WORK INSTRUCTIONS: Leave out the pictures and copy everything else in the entries exactly.

SUPPLIED INFORMATION:
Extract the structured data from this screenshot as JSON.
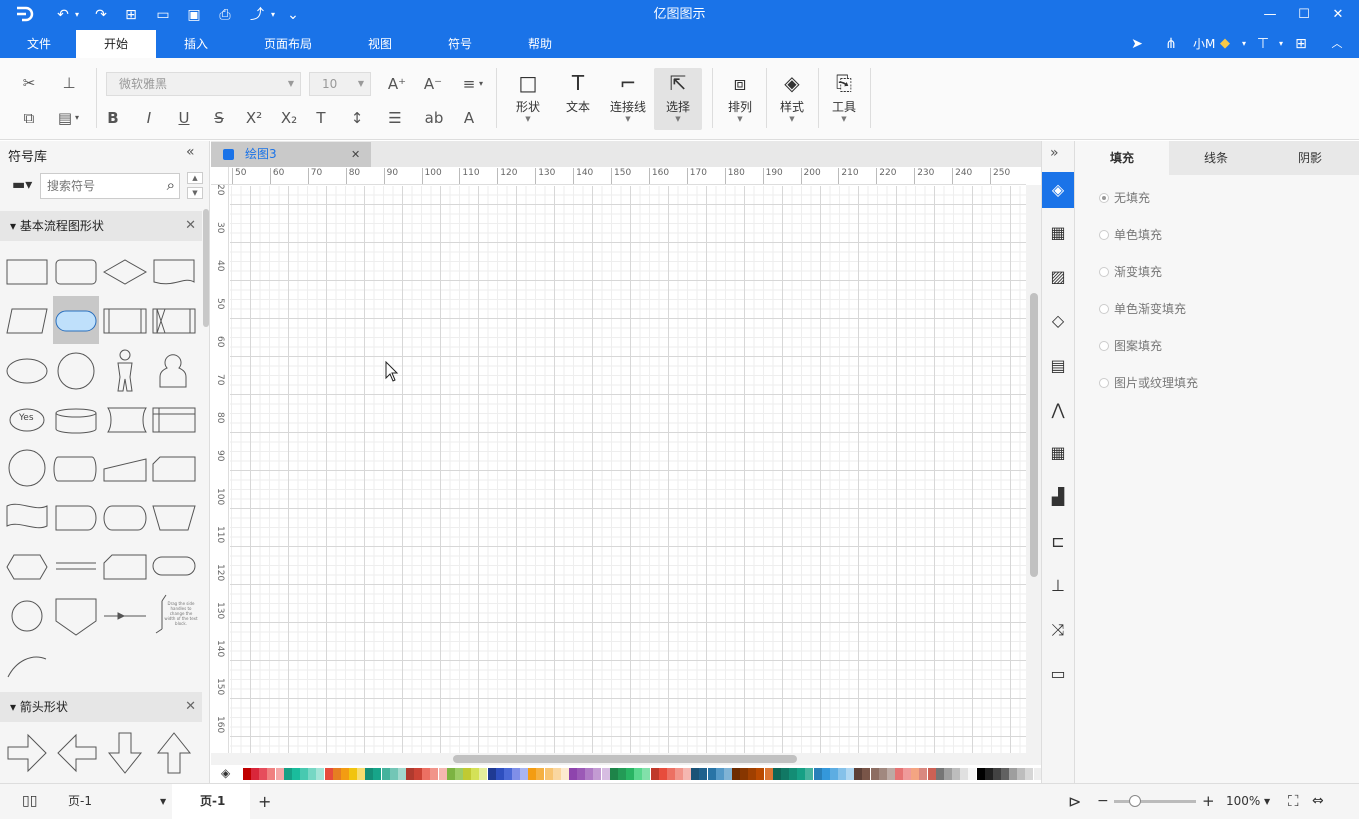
{
  "app": {
    "title": "亿图图示"
  },
  "quick_access": {
    "logo_icon": "app-logo-icon",
    "undo": "↶",
    "redo": "↷",
    "new": "⊞",
    "open": "▭",
    "save": "▣",
    "print": "⎙",
    "export": "⤴",
    "more": "⌄"
  },
  "window": {
    "minimize": "—",
    "maximize": "☐",
    "close": "✕"
  },
  "menu": {
    "tabs": [
      "文件",
      "开始",
      "插入",
      "页面布局",
      "视图",
      "符号",
      "帮助"
    ],
    "active": "开始",
    "right_user": "小M"
  },
  "ribbon": {
    "font_family": "微软雅黑",
    "font_size": "10",
    "big_buttons": [
      "形状",
      "文本",
      "连接线",
      "选择",
      "排列",
      "样式",
      "工具"
    ],
    "active_button": "选择"
  },
  "symbol_library": {
    "title": "符号库",
    "search_placeholder": "搜索符号",
    "categories": [
      "基本流程图形状",
      "箭头形状"
    ],
    "yes_label": "Yes",
    "note_text": "Drag the side handles to change the width of the text block."
  },
  "document": {
    "tab_title": "绘图3",
    "ruler_top": [
      "50",
      "60",
      "70",
      "80",
      "90",
      "100",
      "110",
      "120",
      "130",
      "140",
      "150",
      "160",
      "170",
      "180",
      "190",
      "200",
      "210",
      "220",
      "230",
      "240",
      "250"
    ],
    "ruler_left": [
      "20",
      "30",
      "40",
      "50",
      "60",
      "70",
      "80",
      "90",
      "100",
      "110",
      "120",
      "130",
      "140",
      "150",
      "160"
    ]
  },
  "palette": {
    "colors": [
      "#c00000",
      "#d9263a",
      "#e64d5c",
      "#f08080",
      "#f4a6a6",
      "#16a085",
      "#1abc9c",
      "#48c9b0",
      "#76d7c4",
      "#a3e4d7",
      "#e74c3c",
      "#e67e22",
      "#f39c12",
      "#f1c40f",
      "#f7dc6f",
      "#148f77",
      "#17a589",
      "#45b39d",
      "#73c6b6",
      "#a2d9ce",
      "#b03a2e",
      "#cb4335",
      "#ec7063",
      "#f1948a",
      "#f5b7b1",
      "#7cb342",
      "#9ccc65",
      "#c0ca33",
      "#d4e157",
      "#e6ee9c",
      "#1f3a93",
      "#2e4fbf",
      "#4a69d6",
      "#7f8fe8",
      "#a9b5f0",
      "#f39c12",
      "#f5b041",
      "#f8c471",
      "#fad7a0",
      "#fdebd0",
      "#8e44ad",
      "#9b59b6",
      "#af7ac5",
      "#c39bd3",
      "#d7bde2",
      "#1e8449",
      "#239b56",
      "#28b463",
      "#58d68d",
      "#82e0aa",
      "#c0392b",
      "#e74c3c",
      "#ec7063",
      "#f1948a",
      "#f5b7b1",
      "#1a5276",
      "#1f618d",
      "#2874a6",
      "#5499c7",
      "#7fb3d5",
      "#6e2c00",
      "#873600",
      "#a04000",
      "#ba4a00",
      "#dc7633",
      "#0e6655",
      "#117864",
      "#138d75",
      "#16a085",
      "#45b39d",
      "#2980b9",
      "#3498db",
      "#5dade2",
      "#85c1e9",
      "#aed6f1",
      "#5d4037",
      "#795548",
      "#8d6e63",
      "#a1887f",
      "#bcaaa4",
      "#e57373",
      "#ef9a9a",
      "#f4a582",
      "#d98880",
      "#cd6155",
      "#757575",
      "#9e9e9e",
      "#bdbdbd",
      "#e0e0e0",
      "#f5f5f5",
      "#000000",
      "#212121",
      "#424242",
      "#616161",
      "#9e9e9e",
      "#bdbdbd",
      "#d6d6d6",
      "#eeeeee",
      "#ffffff"
    ]
  },
  "side_icons": [
    "fill-icon",
    "widgets-icon",
    "image-icon",
    "layers-icon",
    "page-icon",
    "chart-icon",
    "table-icon",
    "org-icon",
    "timeline-icon",
    "hierarchy-icon",
    "shuffle-icon",
    "presentation-icon"
  ],
  "right_panel": {
    "tabs": [
      "填充",
      "线条",
      "阴影"
    ],
    "active_tab": "填充",
    "fill_options": [
      "无填充",
      "单色填充",
      "渐变填充",
      "单色渐变填充",
      "图案填充",
      "图片或纹理填充"
    ],
    "selected": "无填充"
  },
  "statusbar": {
    "page_selector": "页-1",
    "page_tab": "页-1",
    "add_page": "+",
    "zoom": "100%",
    "zoom_minus": "−",
    "zoom_plus": "+"
  }
}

THE REPLY:
Extract the structured data from this screenshot as JSON.
{
  "app": {
    "title": "亿图图示"
  },
  "quick_access": {
    "logo_icon": "app-logo-icon",
    "undo": "↶",
    "redo": "↷",
    "new": "⊞",
    "open": "▭",
    "save": "▣",
    "print": "⎙",
    "export": "⤴",
    "more": "⌄"
  },
  "window": {
    "minimize": "—",
    "maximize": "☐",
    "close": "✕"
  },
  "menu": {
    "tabs": [
      "文件",
      "开始",
      "插入",
      "页面布局",
      "视图",
      "符号",
      "帮助"
    ],
    "active": "开始",
    "right_user": "小M"
  },
  "ribbon": {
    "font_family": "微软雅黑",
    "font_size": "10",
    "big_buttons": [
      "形状",
      "文本",
      "连接线",
      "选择",
      "排列",
      "样式",
      "工具"
    ],
    "active_button": "选择"
  },
  "symbol_library": {
    "title": "符号库",
    "search_placeholder": "搜索符号",
    "categories": [
      "基本流程图形状",
      "箭头形状"
    ],
    "yes_label": "Yes",
    "note_text": "Drag the side handles to change the width of the text block."
  },
  "document": {
    "tab_title": "绘图3",
    "ruler_top": [
      "50",
      "60",
      "70",
      "80",
      "90",
      "100",
      "110",
      "120",
      "130",
      "140",
      "150",
      "160",
      "170",
      "180",
      "190",
      "200",
      "210",
      "220",
      "230",
      "240",
      "250"
    ],
    "ruler_left": [
      "20",
      "30",
      "40",
      "50",
      "60",
      "70",
      "80",
      "90",
      "100",
      "110",
      "120",
      "130",
      "140",
      "150",
      "160"
    ]
  },
  "palette": {
    "colors": [
      "#c00000",
      "#d9263a",
      "#e64d5c",
      "#f08080",
      "#f4a6a6",
      "#16a085",
      "#1abc9c",
      "#48c9b0",
      "#76d7c4",
      "#a3e4d7",
      "#e74c3c",
      "#e67e22",
      "#f39c12",
      "#f1c40f",
      "#f7dc6f",
      "#148f77",
      "#17a589",
      "#45b39d",
      "#73c6b6",
      "#a2d9ce",
      "#b03a2e",
      "#cb4335",
      "#ec7063",
      "#f1948a",
      "#f5b7b1",
      "#7cb342",
      "#9ccc65",
      "#c0ca33",
      "#d4e157",
      "#e6ee9c",
      "#1f3a93",
      "#2e4fbf",
      "#4a69d6",
      "#7f8fe8",
      "#a9b5f0",
      "#f39c12",
      "#f5b041",
      "#f8c471",
      "#fad7a0",
      "#fdebd0",
      "#8e44ad",
      "#9b59b6",
      "#af7ac5",
      "#c39bd3",
      "#d7bde2",
      "#1e8449",
      "#239b56",
      "#28b463",
      "#58d68d",
      "#82e0aa",
      "#c0392b",
      "#e74c3c",
      "#ec7063",
      "#f1948a",
      "#f5b7b1",
      "#1a5276",
      "#1f618d",
      "#2874a6",
      "#5499c7",
      "#7fb3d5",
      "#6e2c00",
      "#873600",
      "#a04000",
      "#ba4a00",
      "#dc7633",
      "#0e6655",
      "#117864",
      "#138d75",
      "#16a085",
      "#45b39d",
      "#2980b9",
      "#3498db",
      "#5dade2",
      "#85c1e9",
      "#aed6f1",
      "#5d4037",
      "#795548",
      "#8d6e63",
      "#a1887f",
      "#bcaaa4",
      "#e57373",
      "#ef9a9a",
      "#f4a582",
      "#d98880",
      "#cd6155",
      "#757575",
      "#9e9e9e",
      "#bdbdbd",
      "#e0e0e0",
      "#f5f5f5",
      "#000000",
      "#212121",
      "#424242",
      "#616161",
      "#9e9e9e",
      "#bdbdbd",
      "#d6d6d6",
      "#eeeeee",
      "#ffffff"
    ]
  },
  "side_icons": [
    "fill-icon",
    "widgets-icon",
    "image-icon",
    "layers-icon",
    "page-icon",
    "chart-icon",
    "table-icon",
    "org-icon",
    "timeline-icon",
    "hierarchy-icon",
    "shuffle-icon",
    "presentation-icon"
  ],
  "right_panel": {
    "tabs": [
      "填充",
      "线条",
      "阴影"
    ],
    "active_tab": "填充",
    "fill_options": [
      "无填充",
      "单色填充",
      "渐变填充",
      "单色渐变填充",
      "图案填充",
      "图片或纹理填充"
    ],
    "selected": "无填充"
  },
  "statusbar": {
    "page_selector": "页-1",
    "page_tab": "页-1",
    "add_page": "+",
    "zoom": "100%",
    "zoom_minus": "−",
    "zoom_plus": "+"
  }
}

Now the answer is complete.